====== Given data

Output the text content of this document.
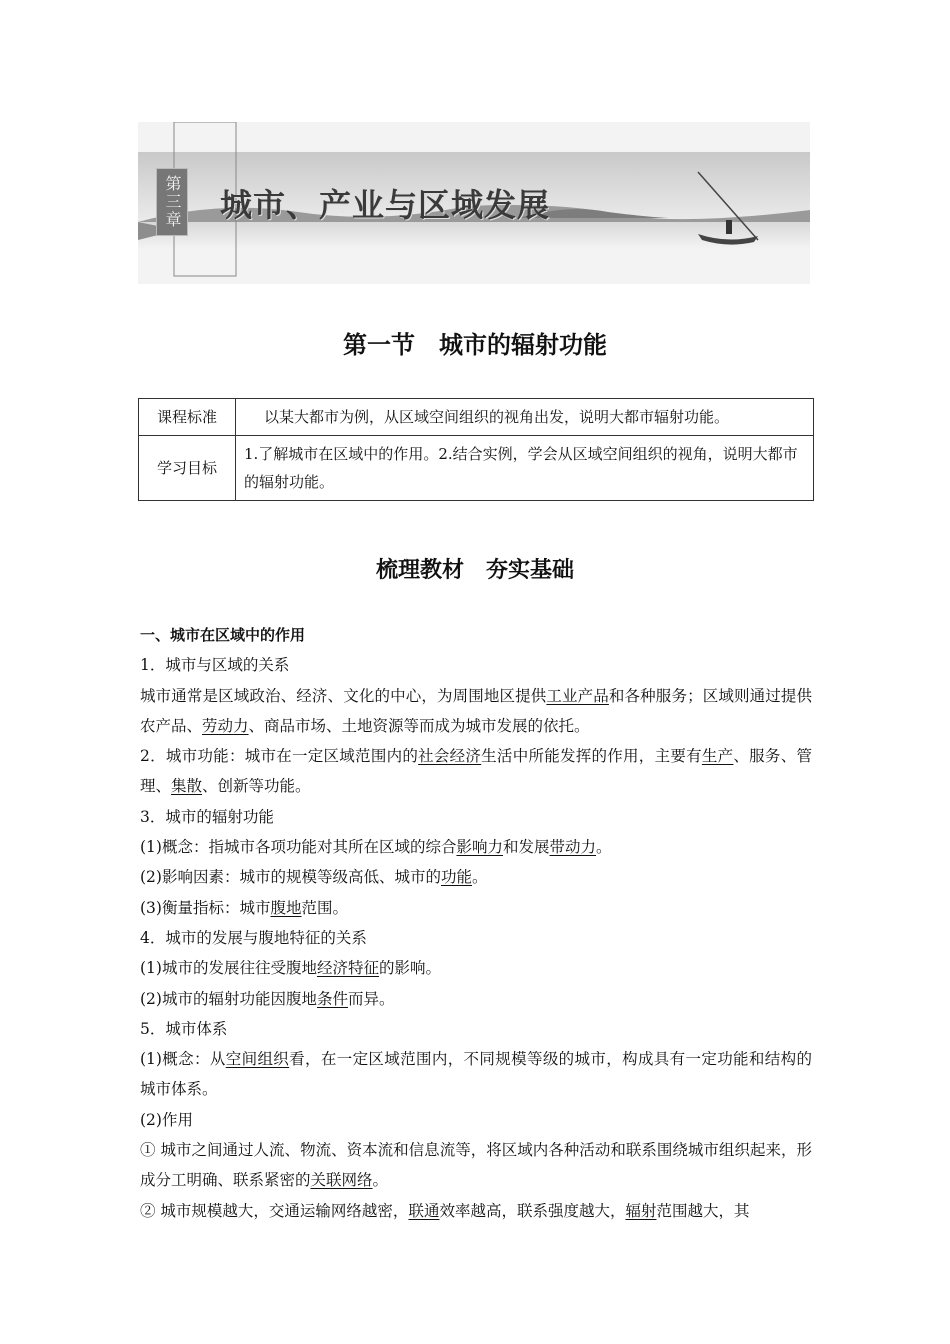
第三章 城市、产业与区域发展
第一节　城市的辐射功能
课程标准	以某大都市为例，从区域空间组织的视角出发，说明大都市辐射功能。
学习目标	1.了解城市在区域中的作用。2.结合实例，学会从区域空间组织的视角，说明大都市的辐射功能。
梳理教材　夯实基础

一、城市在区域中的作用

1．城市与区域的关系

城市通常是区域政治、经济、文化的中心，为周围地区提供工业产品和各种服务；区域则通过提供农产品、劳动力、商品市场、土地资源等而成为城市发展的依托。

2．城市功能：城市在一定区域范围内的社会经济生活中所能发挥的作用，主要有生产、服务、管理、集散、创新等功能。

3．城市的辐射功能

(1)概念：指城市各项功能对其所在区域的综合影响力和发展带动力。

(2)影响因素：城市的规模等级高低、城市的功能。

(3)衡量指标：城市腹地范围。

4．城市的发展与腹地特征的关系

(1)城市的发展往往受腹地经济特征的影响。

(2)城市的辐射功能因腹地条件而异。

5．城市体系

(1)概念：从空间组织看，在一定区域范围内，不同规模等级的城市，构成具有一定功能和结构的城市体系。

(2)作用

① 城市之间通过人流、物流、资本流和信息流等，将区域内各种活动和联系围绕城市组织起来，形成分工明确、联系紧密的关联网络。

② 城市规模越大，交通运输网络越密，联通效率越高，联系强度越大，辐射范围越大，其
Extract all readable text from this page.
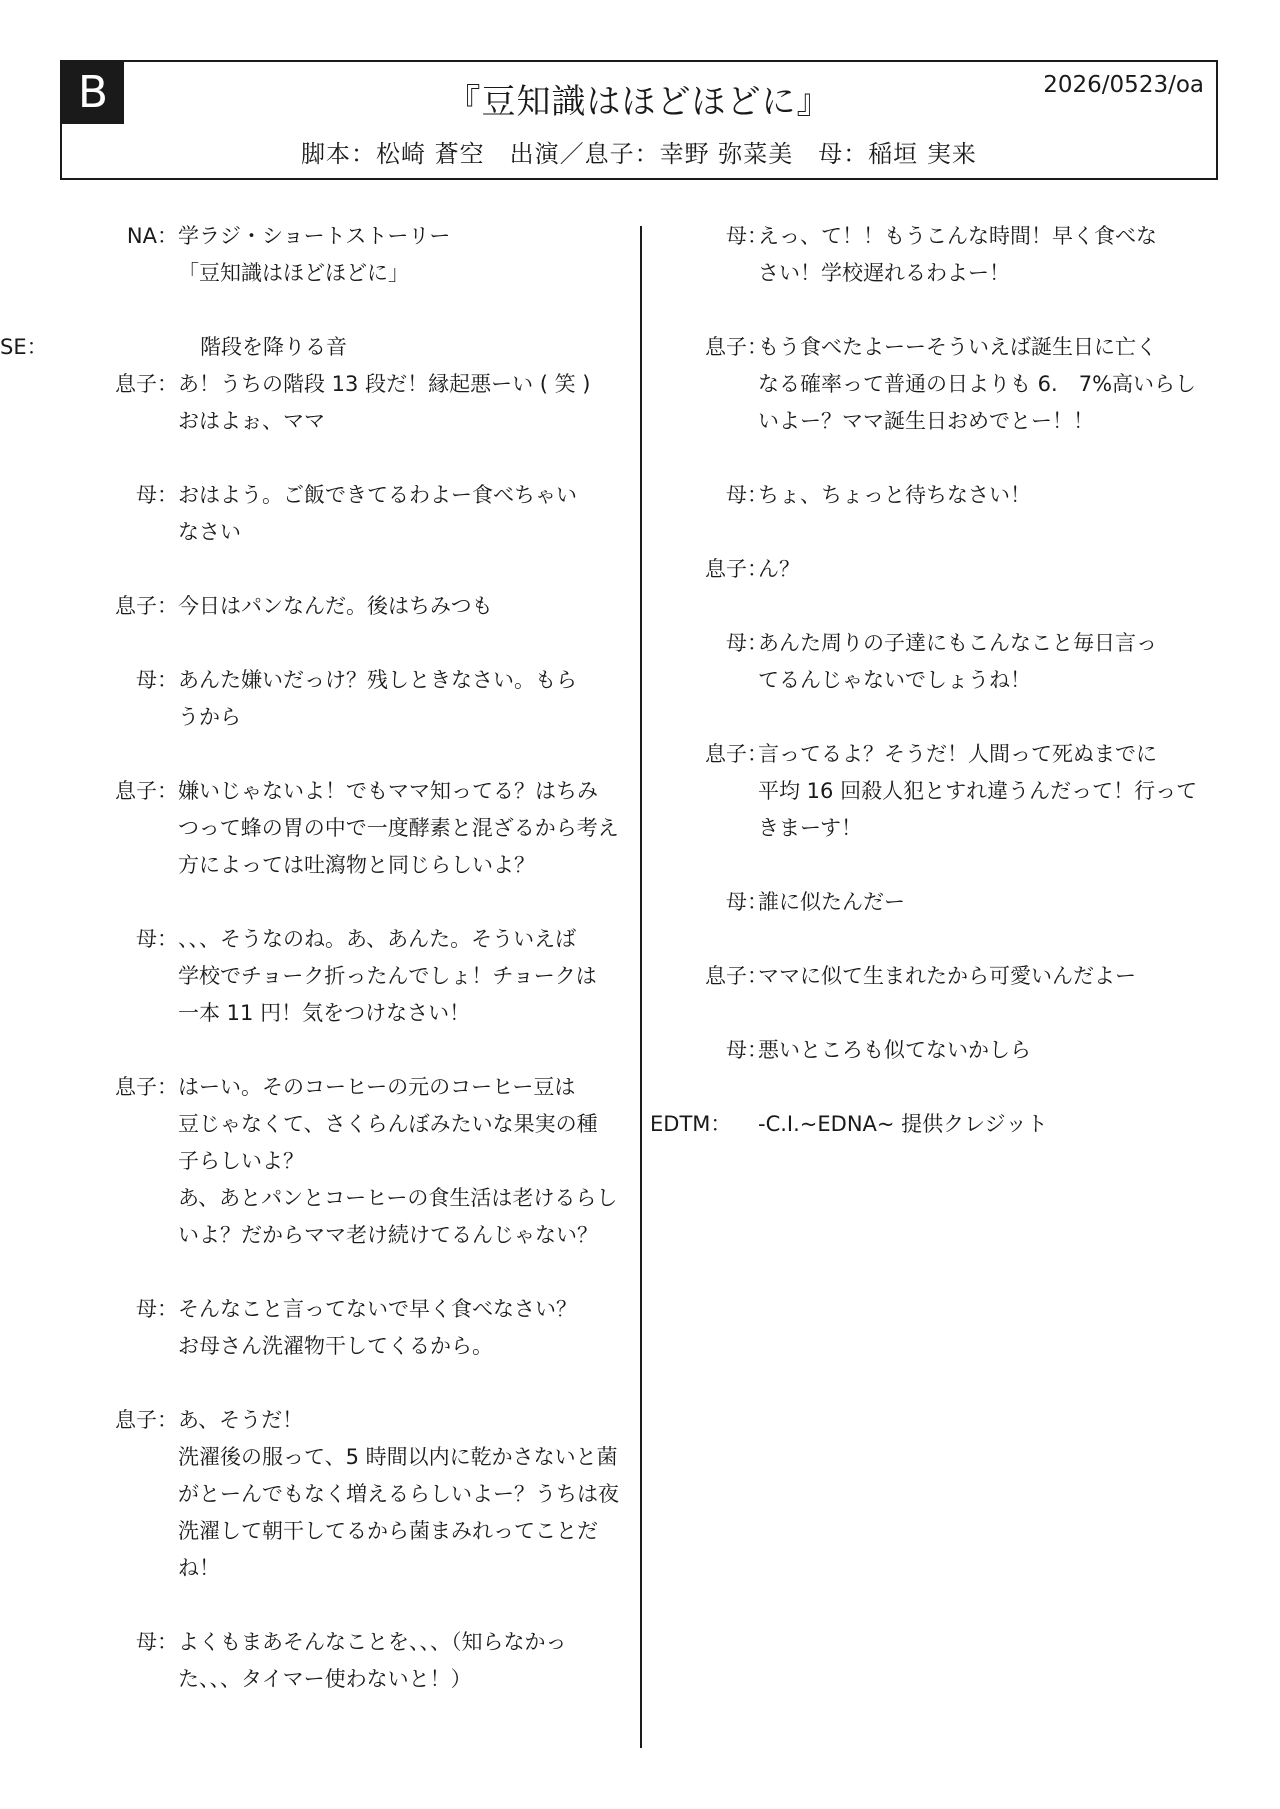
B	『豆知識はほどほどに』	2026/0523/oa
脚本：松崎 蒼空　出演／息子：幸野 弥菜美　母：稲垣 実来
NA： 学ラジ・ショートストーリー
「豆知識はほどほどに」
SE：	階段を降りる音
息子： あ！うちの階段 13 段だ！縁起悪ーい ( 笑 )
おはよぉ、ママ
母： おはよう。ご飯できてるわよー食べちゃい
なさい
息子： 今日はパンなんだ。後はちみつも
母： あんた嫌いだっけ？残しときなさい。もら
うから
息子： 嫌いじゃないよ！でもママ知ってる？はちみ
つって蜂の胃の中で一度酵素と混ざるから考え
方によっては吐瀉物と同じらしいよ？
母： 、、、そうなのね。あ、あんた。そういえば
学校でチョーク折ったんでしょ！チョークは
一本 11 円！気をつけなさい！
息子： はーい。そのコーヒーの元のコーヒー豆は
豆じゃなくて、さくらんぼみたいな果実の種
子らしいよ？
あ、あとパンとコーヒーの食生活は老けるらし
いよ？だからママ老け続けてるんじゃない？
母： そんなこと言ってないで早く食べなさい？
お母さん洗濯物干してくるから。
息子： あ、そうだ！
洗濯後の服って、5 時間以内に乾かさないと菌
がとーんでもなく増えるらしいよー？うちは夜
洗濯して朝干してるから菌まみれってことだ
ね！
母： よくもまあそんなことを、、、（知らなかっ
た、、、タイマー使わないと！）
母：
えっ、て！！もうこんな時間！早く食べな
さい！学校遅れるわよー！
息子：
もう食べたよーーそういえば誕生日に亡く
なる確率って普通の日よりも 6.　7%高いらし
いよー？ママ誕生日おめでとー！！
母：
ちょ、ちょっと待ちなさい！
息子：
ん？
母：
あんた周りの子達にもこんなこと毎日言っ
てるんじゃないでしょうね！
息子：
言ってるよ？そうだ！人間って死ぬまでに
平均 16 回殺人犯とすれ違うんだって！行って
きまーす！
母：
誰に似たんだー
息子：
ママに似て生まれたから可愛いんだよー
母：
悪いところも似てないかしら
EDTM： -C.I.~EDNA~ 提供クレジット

============
====== Given data

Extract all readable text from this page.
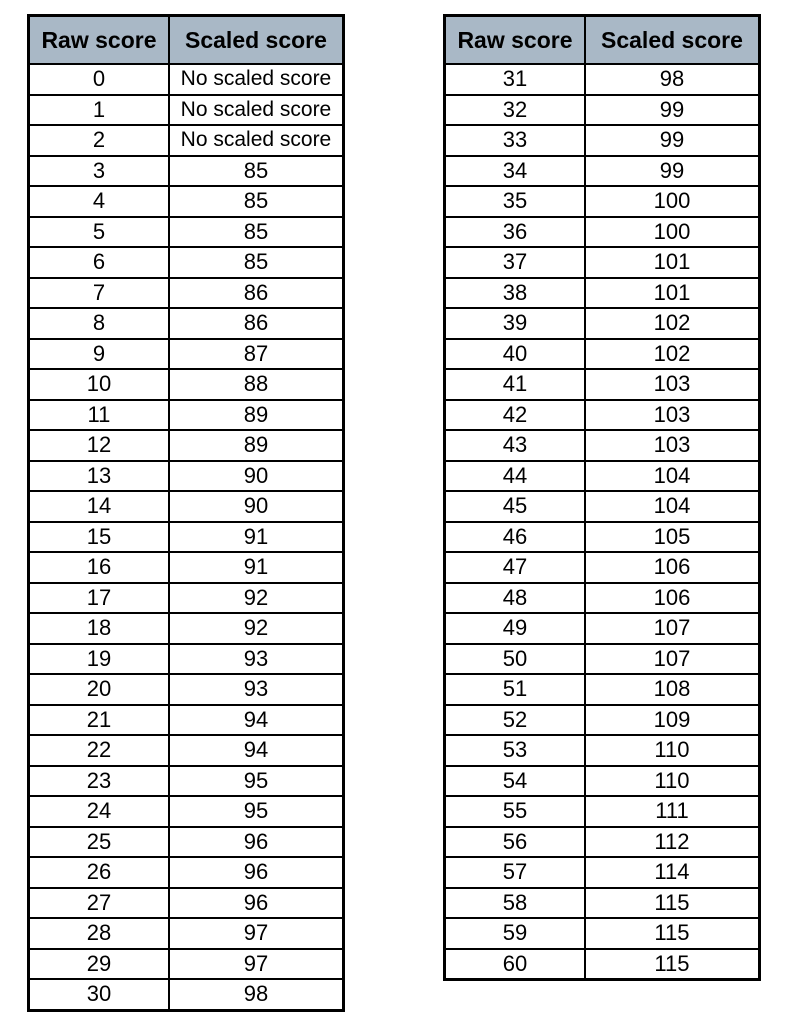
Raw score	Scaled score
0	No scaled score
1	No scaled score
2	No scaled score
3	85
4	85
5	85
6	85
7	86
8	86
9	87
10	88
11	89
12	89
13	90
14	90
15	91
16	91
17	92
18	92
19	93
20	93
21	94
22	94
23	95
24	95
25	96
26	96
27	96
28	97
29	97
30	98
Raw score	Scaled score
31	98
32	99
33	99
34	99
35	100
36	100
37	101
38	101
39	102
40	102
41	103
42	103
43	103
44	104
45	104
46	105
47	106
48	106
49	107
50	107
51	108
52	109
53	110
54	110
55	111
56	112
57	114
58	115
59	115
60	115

============
====== Given data

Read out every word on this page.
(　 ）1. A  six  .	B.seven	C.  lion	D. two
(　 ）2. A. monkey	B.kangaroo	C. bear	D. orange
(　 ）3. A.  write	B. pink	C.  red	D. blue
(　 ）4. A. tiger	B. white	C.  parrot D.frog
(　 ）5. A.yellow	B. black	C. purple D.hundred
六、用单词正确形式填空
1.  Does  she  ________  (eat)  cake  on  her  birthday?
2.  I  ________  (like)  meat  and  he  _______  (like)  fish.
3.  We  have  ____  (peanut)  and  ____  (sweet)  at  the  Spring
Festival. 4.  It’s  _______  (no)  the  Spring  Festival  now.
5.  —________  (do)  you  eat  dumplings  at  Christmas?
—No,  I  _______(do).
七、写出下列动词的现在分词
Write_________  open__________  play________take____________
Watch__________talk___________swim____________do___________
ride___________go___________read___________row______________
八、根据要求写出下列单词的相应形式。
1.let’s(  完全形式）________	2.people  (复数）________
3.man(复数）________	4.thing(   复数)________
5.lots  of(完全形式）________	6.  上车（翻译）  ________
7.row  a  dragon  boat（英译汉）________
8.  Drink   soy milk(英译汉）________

============

Go through the records and copy each line with "this" in it.

[Finished exercise]
Output the text content of this document.
Extract all readable text from this page.
Extract all readable text from this page.
Read out every word on this page.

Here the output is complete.